Aim: Scan the records below for lines with the word "from", then state how many you find and nothing else.
— start —
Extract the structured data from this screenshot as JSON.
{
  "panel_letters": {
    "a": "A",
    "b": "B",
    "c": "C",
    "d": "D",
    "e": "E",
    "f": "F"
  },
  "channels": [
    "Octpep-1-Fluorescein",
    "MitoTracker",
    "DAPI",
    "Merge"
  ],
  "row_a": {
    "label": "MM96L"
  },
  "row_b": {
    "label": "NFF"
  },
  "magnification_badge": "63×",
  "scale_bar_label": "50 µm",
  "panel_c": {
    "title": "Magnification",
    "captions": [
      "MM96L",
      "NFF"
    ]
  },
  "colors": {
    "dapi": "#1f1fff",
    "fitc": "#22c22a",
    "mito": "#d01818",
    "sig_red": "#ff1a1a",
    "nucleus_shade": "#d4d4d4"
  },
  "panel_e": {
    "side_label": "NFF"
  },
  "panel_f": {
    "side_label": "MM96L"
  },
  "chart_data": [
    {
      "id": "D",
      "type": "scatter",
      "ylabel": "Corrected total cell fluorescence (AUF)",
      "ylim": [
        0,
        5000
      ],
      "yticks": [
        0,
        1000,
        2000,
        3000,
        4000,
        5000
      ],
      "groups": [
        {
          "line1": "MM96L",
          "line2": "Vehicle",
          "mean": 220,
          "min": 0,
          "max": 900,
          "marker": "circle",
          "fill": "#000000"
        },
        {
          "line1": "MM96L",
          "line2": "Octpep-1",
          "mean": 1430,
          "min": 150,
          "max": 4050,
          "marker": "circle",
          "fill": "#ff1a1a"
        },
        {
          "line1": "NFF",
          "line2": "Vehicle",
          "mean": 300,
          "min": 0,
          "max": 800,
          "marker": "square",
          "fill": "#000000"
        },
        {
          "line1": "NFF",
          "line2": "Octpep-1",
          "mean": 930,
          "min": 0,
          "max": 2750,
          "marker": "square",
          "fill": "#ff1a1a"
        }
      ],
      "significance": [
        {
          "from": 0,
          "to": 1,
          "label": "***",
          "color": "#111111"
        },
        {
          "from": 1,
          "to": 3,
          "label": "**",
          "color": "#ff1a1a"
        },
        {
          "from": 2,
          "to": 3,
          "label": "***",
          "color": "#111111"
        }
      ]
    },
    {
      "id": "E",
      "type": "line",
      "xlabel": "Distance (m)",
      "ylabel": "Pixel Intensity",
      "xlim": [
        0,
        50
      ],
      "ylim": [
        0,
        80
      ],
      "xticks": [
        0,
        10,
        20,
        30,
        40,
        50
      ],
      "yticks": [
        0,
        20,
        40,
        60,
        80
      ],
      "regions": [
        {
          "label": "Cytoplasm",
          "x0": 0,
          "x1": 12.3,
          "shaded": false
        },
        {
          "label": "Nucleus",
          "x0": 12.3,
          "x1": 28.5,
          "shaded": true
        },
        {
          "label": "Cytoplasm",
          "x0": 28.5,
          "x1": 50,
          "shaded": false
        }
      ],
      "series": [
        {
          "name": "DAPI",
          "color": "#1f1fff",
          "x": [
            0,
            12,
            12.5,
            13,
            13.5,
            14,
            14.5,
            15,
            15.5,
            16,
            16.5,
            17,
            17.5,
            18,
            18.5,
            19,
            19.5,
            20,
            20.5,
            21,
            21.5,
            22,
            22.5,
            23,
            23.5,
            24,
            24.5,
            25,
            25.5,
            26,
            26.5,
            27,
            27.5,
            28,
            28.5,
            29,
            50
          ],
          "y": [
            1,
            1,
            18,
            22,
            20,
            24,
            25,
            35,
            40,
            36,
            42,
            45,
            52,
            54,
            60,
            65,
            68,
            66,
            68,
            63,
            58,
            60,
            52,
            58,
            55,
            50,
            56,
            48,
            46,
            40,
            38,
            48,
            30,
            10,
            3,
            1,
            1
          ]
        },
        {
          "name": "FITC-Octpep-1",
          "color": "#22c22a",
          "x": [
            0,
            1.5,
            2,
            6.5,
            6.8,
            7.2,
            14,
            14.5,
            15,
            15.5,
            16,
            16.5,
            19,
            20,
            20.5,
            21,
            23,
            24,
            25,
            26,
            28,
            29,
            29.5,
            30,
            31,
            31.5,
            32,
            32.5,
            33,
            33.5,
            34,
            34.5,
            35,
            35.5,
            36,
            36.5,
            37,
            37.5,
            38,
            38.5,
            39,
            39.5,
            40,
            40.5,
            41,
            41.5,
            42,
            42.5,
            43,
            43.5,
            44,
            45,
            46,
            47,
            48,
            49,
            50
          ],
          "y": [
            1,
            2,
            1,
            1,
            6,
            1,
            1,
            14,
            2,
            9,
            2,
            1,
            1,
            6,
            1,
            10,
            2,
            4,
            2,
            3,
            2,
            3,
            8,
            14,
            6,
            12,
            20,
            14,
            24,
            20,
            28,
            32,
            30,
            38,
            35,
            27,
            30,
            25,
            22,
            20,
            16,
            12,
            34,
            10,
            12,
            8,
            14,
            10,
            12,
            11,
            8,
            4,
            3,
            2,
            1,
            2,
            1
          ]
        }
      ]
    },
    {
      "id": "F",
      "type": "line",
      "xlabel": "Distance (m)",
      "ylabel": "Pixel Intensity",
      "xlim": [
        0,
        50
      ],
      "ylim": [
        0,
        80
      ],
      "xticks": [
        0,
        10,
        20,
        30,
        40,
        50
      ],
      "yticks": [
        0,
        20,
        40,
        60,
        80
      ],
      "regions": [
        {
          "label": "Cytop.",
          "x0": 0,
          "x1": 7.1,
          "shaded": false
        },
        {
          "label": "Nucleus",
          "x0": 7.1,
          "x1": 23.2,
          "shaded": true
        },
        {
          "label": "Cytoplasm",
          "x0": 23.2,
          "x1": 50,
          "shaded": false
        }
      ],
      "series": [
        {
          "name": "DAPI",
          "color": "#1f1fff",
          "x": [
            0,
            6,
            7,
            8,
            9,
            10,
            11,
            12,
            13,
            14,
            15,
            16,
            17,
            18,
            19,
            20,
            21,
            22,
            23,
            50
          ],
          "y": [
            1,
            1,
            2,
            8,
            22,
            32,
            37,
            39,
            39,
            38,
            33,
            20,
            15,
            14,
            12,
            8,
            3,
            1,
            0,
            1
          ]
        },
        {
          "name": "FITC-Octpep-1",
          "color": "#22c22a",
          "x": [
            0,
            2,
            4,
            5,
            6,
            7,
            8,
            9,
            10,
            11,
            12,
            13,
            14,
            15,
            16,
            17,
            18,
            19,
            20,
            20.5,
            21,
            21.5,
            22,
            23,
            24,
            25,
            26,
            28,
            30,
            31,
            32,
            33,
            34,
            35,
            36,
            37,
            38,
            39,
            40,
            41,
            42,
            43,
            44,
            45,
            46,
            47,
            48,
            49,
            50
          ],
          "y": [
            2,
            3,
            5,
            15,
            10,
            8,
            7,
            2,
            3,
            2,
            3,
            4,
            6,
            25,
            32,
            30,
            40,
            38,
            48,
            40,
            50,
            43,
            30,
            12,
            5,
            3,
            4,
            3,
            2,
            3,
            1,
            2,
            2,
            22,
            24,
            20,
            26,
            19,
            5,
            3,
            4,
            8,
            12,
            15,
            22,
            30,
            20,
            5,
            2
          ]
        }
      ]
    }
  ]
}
— end —
Task response: 4